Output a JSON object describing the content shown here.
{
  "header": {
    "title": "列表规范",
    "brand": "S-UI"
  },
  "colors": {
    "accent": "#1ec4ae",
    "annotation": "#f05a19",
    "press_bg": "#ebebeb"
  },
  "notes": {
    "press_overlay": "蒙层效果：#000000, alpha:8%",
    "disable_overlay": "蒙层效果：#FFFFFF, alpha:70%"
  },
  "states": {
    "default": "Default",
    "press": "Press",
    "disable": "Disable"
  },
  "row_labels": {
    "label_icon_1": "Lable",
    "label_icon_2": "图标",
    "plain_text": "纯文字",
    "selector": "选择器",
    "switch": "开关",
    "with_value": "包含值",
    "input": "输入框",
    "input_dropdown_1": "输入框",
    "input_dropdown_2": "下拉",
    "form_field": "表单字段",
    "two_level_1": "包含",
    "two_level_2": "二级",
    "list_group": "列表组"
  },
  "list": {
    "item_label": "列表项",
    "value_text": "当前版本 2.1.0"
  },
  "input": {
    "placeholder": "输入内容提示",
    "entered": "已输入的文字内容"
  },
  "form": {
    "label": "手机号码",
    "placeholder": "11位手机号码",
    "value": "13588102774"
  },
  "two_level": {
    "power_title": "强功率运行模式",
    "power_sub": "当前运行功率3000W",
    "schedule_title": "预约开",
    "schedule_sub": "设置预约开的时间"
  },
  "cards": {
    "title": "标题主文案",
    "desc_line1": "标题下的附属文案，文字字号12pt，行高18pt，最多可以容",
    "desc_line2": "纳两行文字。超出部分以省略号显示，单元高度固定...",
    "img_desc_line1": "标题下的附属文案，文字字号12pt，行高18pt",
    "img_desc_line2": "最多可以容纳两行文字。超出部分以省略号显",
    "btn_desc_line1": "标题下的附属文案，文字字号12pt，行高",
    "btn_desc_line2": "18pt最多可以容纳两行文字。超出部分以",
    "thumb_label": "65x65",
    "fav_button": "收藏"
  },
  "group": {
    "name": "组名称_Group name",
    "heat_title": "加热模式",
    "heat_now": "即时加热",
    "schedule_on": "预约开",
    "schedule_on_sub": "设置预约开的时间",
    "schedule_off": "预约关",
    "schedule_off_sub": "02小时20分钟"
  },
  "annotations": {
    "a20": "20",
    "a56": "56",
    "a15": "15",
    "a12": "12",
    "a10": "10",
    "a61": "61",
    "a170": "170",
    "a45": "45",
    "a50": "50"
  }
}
● ● ● ● ●
Gather up the lines that contain the word "设置预约开的时间".

Correct result>
    "schedule_sub": "设置预约开的时间"
    "schedule_on_sub": "设置预约开的时间",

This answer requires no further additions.